• WRITTEN PROBLEM
Filter the lines below, copying only those with the string "this".
-------- SUPPLIED ENTRIES --------
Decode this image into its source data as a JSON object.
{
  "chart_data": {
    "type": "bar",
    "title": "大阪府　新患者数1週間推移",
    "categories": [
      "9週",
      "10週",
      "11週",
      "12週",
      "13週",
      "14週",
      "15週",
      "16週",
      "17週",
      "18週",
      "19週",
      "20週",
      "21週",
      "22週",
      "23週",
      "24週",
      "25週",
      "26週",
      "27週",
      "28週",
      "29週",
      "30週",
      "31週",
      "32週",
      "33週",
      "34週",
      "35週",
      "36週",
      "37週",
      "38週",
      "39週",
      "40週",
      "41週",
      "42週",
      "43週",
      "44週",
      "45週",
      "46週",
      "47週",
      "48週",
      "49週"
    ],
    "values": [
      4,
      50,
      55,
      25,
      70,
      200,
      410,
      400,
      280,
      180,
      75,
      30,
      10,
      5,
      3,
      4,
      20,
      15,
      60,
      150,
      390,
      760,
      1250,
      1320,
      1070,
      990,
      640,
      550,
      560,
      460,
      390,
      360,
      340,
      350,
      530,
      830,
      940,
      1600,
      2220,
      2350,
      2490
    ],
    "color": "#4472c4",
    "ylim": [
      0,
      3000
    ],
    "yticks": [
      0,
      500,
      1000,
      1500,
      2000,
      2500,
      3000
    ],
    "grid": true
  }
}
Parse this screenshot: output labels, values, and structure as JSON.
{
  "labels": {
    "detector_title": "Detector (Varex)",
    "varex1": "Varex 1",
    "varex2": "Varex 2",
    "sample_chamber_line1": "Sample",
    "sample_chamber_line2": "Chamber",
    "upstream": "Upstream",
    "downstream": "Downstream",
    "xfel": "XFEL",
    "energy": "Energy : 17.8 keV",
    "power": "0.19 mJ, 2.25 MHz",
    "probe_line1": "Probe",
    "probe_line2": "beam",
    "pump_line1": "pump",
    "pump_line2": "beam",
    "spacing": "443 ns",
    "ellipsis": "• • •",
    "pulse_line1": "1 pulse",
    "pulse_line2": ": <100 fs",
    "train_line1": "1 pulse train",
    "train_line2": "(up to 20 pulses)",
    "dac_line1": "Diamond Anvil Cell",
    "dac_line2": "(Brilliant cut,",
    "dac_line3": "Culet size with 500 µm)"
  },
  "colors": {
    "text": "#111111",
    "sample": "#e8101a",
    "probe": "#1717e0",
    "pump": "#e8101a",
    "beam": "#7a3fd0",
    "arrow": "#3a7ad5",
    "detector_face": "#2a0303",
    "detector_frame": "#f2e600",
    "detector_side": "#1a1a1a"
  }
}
--------
• WRITTEN ANSWER
Decode this image into its source data as a JSON object.
Parse this screenshot: output labels, values, and structure as JSON.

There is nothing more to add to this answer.